__SHORT PROBLEM__.
Find the line containing "Decode this image", then return it and every line after it through the end of the records, exactly. Leave out pictures.

__RECORDS PROVIDED__.
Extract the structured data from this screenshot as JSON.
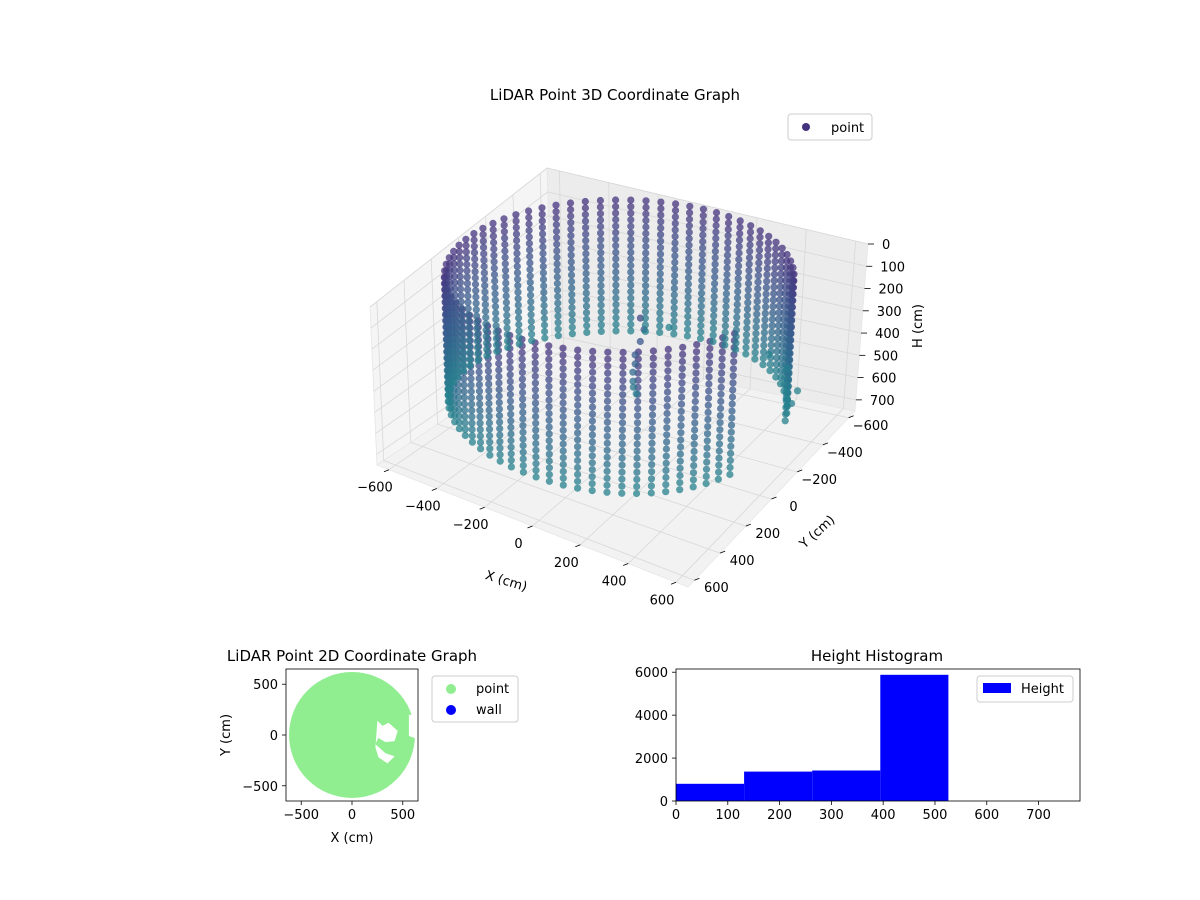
{
  "chart_data": [
    {
      "type": "scatter",
      "title": "LiDAR Point 3D Coordinate Graph",
      "xlabel": "X (cm)",
      "ylabel": "Y (cm)",
      "zlabel": "H (cm)",
      "xlim": [
        -650,
        650
      ],
      "ylim": [
        -650,
        650
      ],
      "zlim": [
        0,
        750
      ],
      "z_inverted": true,
      "x_ticks": [
        -600,
        -400,
        -200,
        0,
        200,
        400,
        600
      ],
      "y_ticks": [
        -600,
        -400,
        -200,
        0,
        200,
        400,
        600
      ],
      "z_ticks": [
        0,
        100,
        200,
        300,
        400,
        500,
        600,
        700
      ],
      "legend": [
        "point"
      ],
      "legend_position": "top-right",
      "colormap": "viridis (height)",
      "series": [
        {
          "name": "point",
          "color": "#46337e",
          "wall_ring": {
            "center": [
              0,
              0
            ],
            "radius": 620,
            "gap_angle_start": -20,
            "gap_angle_end": 20
          },
          "wall_height_range": [
            0,
            560
          ],
          "points": [
            {
              "x": 120,
              "y": 60,
              "h": 120
            },
            {
              "x": 130,
              "y": 50,
              "h": 170
            },
            {
              "x": 110,
              "y": 40,
              "h": 230
            },
            {
              "x": 100,
              "y": 60,
              "h": 280
            },
            {
              "x": 90,
              "y": 40,
              "h": 330
            },
            {
              "x": 70,
              "y": 20,
              "h": 380
            },
            {
              "x": 60,
              "y": 0,
              "h": 430
            },
            {
              "x": 40,
              "y": -40,
              "h": 480
            },
            {
              "x": 30,
              "y": -80,
              "h": 530
            },
            {
              "x": 300,
              "y": -600,
              "h": 550
            },
            {
              "x": 420,
              "y": -520,
              "h": 540
            },
            {
              "x": 520,
              "y": -420,
              "h": 560
            },
            {
              "x": 560,
              "y": -300,
              "h": 540
            },
            {
              "x": -150,
              "y": -650,
              "h": 560
            }
          ]
        }
      ]
    },
    {
      "type": "scatter",
      "title": "LiDAR Point 2D Coordinate Graph",
      "xlabel": "X (cm)",
      "ylabel": "Y (cm)",
      "xlim": [
        -650,
        650
      ],
      "ylim": [
        -650,
        650
      ],
      "x_ticks": [
        -500,
        0,
        500
      ],
      "y_ticks": [
        -500,
        0,
        500
      ],
      "legend_position": "outside right",
      "series": [
        {
          "name": "point",
          "color": "#90ee90",
          "shape": "filled disc, radius 620, with notches on the right side"
        },
        {
          "name": "wall",
          "color": "#0000ff"
        }
      ]
    },
    {
      "type": "bar",
      "title": "Height Histogram",
      "xlabel": "",
      "ylabel": "",
      "xlim": [
        0,
        780
      ],
      "ylim": [
        0,
        6150
      ],
      "x_ticks": [
        0,
        100,
        200,
        300,
        400,
        500,
        600,
        700
      ],
      "y_ticks": [
        0,
        2000,
        4000,
        6000
      ],
      "legend": [
        "Height"
      ],
      "legend_position": "top-right",
      "color": "#0000ff",
      "bins": [
        {
          "start": 0,
          "end": 131.5,
          "value": 800
        },
        {
          "start": 131.5,
          "end": 263,
          "value": 1370
        },
        {
          "start": 263,
          "end": 394.5,
          "value": 1420
        },
        {
          "start": 394.5,
          "end": 526,
          "value": 5880
        }
      ]
    }
  ]
}
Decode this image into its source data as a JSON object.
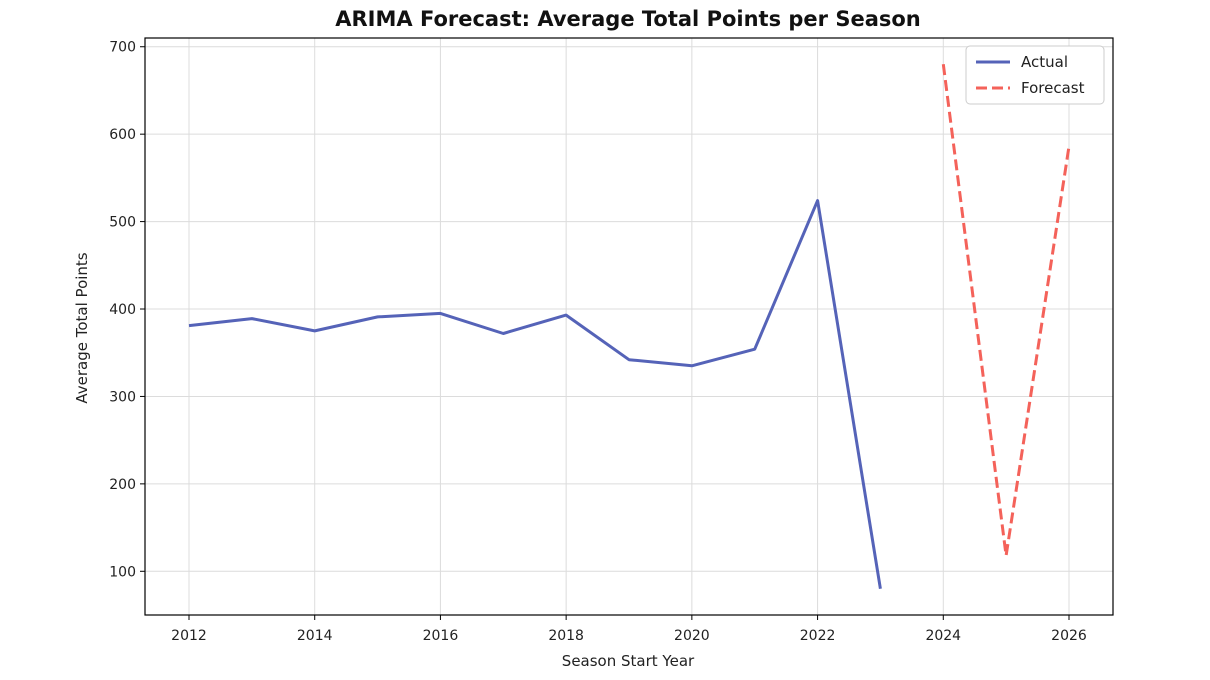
{
  "chart_data": {
    "type": "line",
    "title": "ARIMA Forecast: Average Total Points per Season",
    "xlabel": "Season Start Year",
    "ylabel": "Average Total Points",
    "xlim": [
      2011.3,
      2026.7
    ],
    "ylim": [
      50,
      710
    ],
    "xticks": [
      2012,
      2014,
      2016,
      2018,
      2020,
      2022,
      2024,
      2026
    ],
    "yticks": [
      100,
      200,
      300,
      400,
      500,
      600,
      700
    ],
    "grid": true,
    "legend_position": "top-right",
    "series": [
      {
        "name": "Actual",
        "style": "solid",
        "color": "#5563b8",
        "x": [
          2012,
          2013,
          2014,
          2015,
          2016,
          2017,
          2018,
          2019,
          2020,
          2021,
          2022,
          2023
        ],
        "y": [
          381,
          389,
          375,
          391,
          395,
          372,
          393,
          342,
          335,
          354,
          524,
          80
        ]
      },
      {
        "name": "Forecast",
        "style": "dashed",
        "color": "#f4625a",
        "x": [
          2024,
          2025,
          2026
        ],
        "y": [
          680,
          118,
          586
        ]
      }
    ]
  }
}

__RESULT OF THIS EXERCISE__.
Decode this image into its source data as a JSON object.
{
  "chart_data": {
    "type": "line",
    "title": "ARIMA Forecast: Average Total Points per Season",
    "xlabel": "Season Start Year",
    "ylabel": "Average Total Points",
    "xlim": [
      2011.3,
      2026.7
    ],
    "ylim": [
      50,
      710
    ],
    "xticks": [
      2012,
      2014,
      2016,
      2018,
      2020,
      2022,
      2024,
      2026
    ],
    "yticks": [
      100,
      200,
      300,
      400,
      500,
      600,
      700
    ],
    "grid": true,
    "legend_position": "top-right",
    "series": [
      {
        "name": "Actual",
        "style": "solid",
        "color": "#5563b8",
        "x": [
          2012,
          2013,
          2014,
          2015,
          2016,
          2017,
          2018,
          2019,
          2020,
          2021,
          2022,
          2023
        ],
        "y": [
          381,
          389,
          375,
          391,
          395,
          372,
          393,
          342,
          335,
          354,
          524,
          80
        ]
      },
      {
        "name": "Forecast",
        "style": "dashed",
        "color": "#f4625a",
        "x": [
          2024,
          2025,
          2026
        ],
        "y": [
          680,
          118,
          586
        ]
      }
    ]
  }
}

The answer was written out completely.